Figure contents as structured data
-- Begin --
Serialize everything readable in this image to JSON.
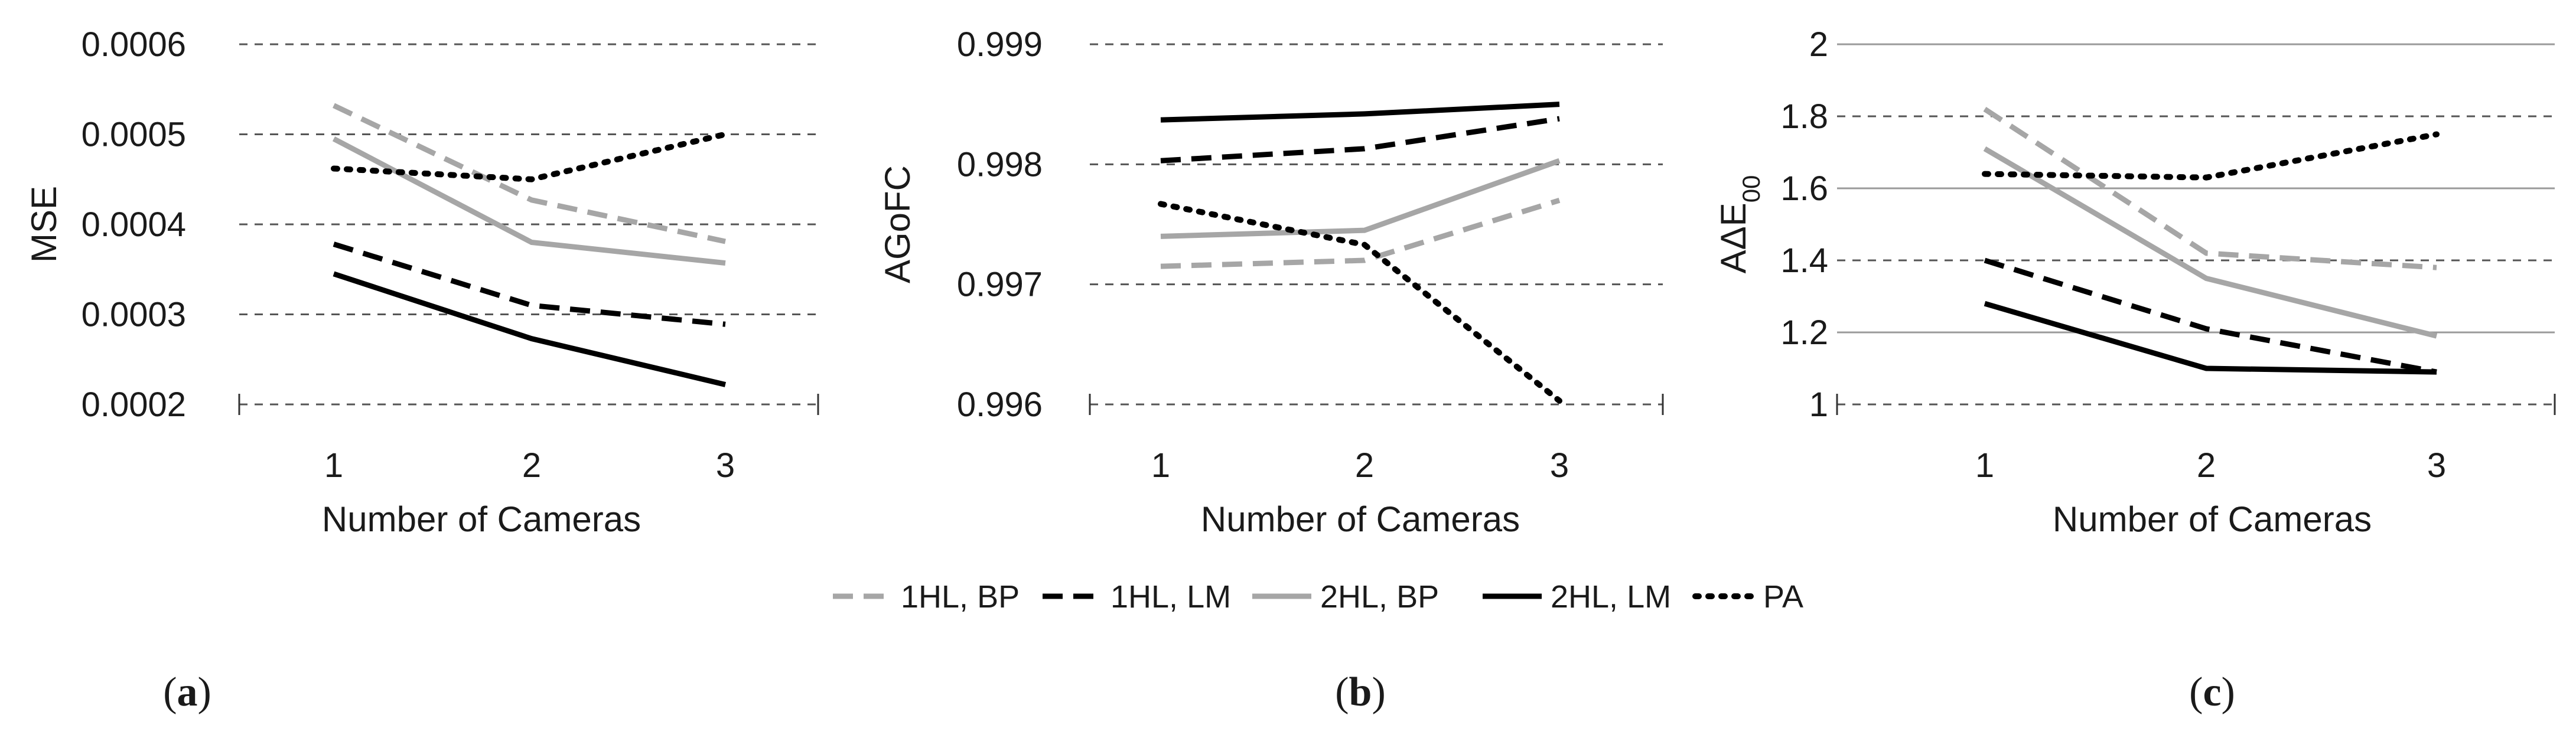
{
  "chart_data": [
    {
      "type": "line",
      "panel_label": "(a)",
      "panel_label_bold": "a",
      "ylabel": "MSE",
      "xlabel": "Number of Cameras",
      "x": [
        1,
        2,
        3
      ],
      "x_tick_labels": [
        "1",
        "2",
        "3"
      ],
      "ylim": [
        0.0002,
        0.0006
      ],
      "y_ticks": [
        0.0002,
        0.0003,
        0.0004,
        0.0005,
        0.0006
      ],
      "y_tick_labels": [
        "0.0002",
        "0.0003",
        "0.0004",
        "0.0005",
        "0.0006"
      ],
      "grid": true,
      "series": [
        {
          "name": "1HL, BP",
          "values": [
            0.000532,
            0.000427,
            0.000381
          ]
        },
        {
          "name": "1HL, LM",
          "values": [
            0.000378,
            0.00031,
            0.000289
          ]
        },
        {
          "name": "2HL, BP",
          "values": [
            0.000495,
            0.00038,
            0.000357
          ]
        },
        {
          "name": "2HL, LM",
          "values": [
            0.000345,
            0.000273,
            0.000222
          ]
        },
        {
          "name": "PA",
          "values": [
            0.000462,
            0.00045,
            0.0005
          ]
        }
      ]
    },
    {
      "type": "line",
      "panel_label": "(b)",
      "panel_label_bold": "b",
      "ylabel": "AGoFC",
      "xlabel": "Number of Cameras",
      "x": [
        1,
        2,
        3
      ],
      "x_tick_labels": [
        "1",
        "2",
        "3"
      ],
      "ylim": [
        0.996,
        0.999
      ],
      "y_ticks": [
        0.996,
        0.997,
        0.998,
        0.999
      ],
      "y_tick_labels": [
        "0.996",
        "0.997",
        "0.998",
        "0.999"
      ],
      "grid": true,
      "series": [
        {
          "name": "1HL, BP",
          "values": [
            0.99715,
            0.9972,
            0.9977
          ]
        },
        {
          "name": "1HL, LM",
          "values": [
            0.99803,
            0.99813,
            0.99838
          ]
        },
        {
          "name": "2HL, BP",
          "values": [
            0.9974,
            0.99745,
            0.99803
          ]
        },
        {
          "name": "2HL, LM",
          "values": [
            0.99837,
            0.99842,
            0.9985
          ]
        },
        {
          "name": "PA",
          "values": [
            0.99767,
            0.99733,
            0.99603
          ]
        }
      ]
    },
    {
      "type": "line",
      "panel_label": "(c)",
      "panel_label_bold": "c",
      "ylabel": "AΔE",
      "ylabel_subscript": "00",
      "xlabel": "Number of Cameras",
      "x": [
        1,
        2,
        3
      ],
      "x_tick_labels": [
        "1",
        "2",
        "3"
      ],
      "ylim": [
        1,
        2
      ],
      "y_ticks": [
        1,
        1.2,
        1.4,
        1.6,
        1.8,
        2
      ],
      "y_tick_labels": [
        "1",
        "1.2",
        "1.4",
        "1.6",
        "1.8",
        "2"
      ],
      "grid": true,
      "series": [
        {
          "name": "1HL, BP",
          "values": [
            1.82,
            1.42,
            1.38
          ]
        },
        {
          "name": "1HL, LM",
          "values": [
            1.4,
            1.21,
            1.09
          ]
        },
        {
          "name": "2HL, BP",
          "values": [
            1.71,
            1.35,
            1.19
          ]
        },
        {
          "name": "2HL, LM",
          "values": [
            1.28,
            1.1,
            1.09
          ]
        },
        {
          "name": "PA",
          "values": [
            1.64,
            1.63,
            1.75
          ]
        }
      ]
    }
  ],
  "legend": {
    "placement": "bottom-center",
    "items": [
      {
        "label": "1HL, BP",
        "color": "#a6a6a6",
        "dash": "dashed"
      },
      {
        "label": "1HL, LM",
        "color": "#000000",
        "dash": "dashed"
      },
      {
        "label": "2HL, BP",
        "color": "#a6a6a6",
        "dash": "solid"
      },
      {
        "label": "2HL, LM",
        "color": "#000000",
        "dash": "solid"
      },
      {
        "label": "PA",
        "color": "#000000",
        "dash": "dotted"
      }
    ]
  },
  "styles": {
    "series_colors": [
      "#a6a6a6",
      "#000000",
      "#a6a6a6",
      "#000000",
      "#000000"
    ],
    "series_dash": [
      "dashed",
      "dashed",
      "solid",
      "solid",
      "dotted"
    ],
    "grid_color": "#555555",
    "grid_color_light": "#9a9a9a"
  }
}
-- End --
◆ THE REQUEST ◆
Every record must be copied exactly, with images dropped from the result.

◆ CORRECT OUTPUT ◆
Serialize everything readable in this image to JSON.
{
  "chart_data": [
    {
      "type": "line",
      "panel_label": "(a)",
      "panel_label_bold": "a",
      "ylabel": "MSE",
      "xlabel": "Number of Cameras",
      "x": [
        1,
        2,
        3
      ],
      "x_tick_labels": [
        "1",
        "2",
        "3"
      ],
      "ylim": [
        0.0002,
        0.0006
      ],
      "y_ticks": [
        0.0002,
        0.0003,
        0.0004,
        0.0005,
        0.0006
      ],
      "y_tick_labels": [
        "0.0002",
        "0.0003",
        "0.0004",
        "0.0005",
        "0.0006"
      ],
      "grid": true,
      "series": [
        {
          "name": "1HL, BP",
          "values": [
            0.000532,
            0.000427,
            0.000381
          ]
        },
        {
          "name": "1HL, LM",
          "values": [
            0.000378,
            0.00031,
            0.000289
          ]
        },
        {
          "name": "2HL, BP",
          "values": [
            0.000495,
            0.00038,
            0.000357
          ]
        },
        {
          "name": "2HL, LM",
          "values": [
            0.000345,
            0.000273,
            0.000222
          ]
        },
        {
          "name": "PA",
          "values": [
            0.000462,
            0.00045,
            0.0005
          ]
        }
      ]
    },
    {
      "type": "line",
      "panel_label": "(b)",
      "panel_label_bold": "b",
      "ylabel": "AGoFC",
      "xlabel": "Number of Cameras",
      "x": [
        1,
        2,
        3
      ],
      "x_tick_labels": [
        "1",
        "2",
        "3"
      ],
      "ylim": [
        0.996,
        0.999
      ],
      "y_ticks": [
        0.996,
        0.997,
        0.998,
        0.999
      ],
      "y_tick_labels": [
        "0.996",
        "0.997",
        "0.998",
        "0.999"
      ],
      "grid": true,
      "series": [
        {
          "name": "1HL, BP",
          "values": [
            0.99715,
            0.9972,
            0.9977
          ]
        },
        {
          "name": "1HL, LM",
          "values": [
            0.99803,
            0.99813,
            0.99838
          ]
        },
        {
          "name": "2HL, BP",
          "values": [
            0.9974,
            0.99745,
            0.99803
          ]
        },
        {
          "name": "2HL, LM",
          "values": [
            0.99837,
            0.99842,
            0.9985
          ]
        },
        {
          "name": "PA",
          "values": [
            0.99767,
            0.99733,
            0.99603
          ]
        }
      ]
    },
    {
      "type": "line",
      "panel_label": "(c)",
      "panel_label_bold": "c",
      "ylabel": "AΔE",
      "ylabel_subscript": "00",
      "xlabel": "Number of Cameras",
      "x": [
        1,
        2,
        3
      ],
      "x_tick_labels": [
        "1",
        "2",
        "3"
      ],
      "ylim": [
        1,
        2
      ],
      "y_ticks": [
        1,
        1.2,
        1.4,
        1.6,
        1.8,
        2
      ],
      "y_tick_labels": [
        "1",
        "1.2",
        "1.4",
        "1.6",
        "1.8",
        "2"
      ],
      "grid": true,
      "series": [
        {
          "name": "1HL, BP",
          "values": [
            1.82,
            1.42,
            1.38
          ]
        },
        {
          "name": "1HL, LM",
          "values": [
            1.4,
            1.21,
            1.09
          ]
        },
        {
          "name": "2HL, BP",
          "values": [
            1.71,
            1.35,
            1.19
          ]
        },
        {
          "name": "2HL, LM",
          "values": [
            1.28,
            1.1,
            1.09
          ]
        },
        {
          "name": "PA",
          "values": [
            1.64,
            1.63,
            1.75
          ]
        }
      ]
    }
  ],
  "legend": {
    "placement": "bottom-center",
    "items": [
      {
        "label": "1HL, BP",
        "color": "#a6a6a6",
        "dash": "dashed"
      },
      {
        "label": "1HL, LM",
        "color": "#000000",
        "dash": "dashed"
      },
      {
        "label": "2HL, BP",
        "color": "#a6a6a6",
        "dash": "solid"
      },
      {
        "label": "2HL, LM",
        "color": "#000000",
        "dash": "solid"
      },
      {
        "label": "PA",
        "color": "#000000",
        "dash": "dotted"
      }
    ]
  },
  "styles": {
    "series_colors": [
      "#a6a6a6",
      "#000000",
      "#a6a6a6",
      "#000000",
      "#000000"
    ],
    "series_dash": [
      "dashed",
      "dashed",
      "solid",
      "solid",
      "dotted"
    ],
    "grid_color": "#555555",
    "grid_color_light": "#9a9a9a"
  }
}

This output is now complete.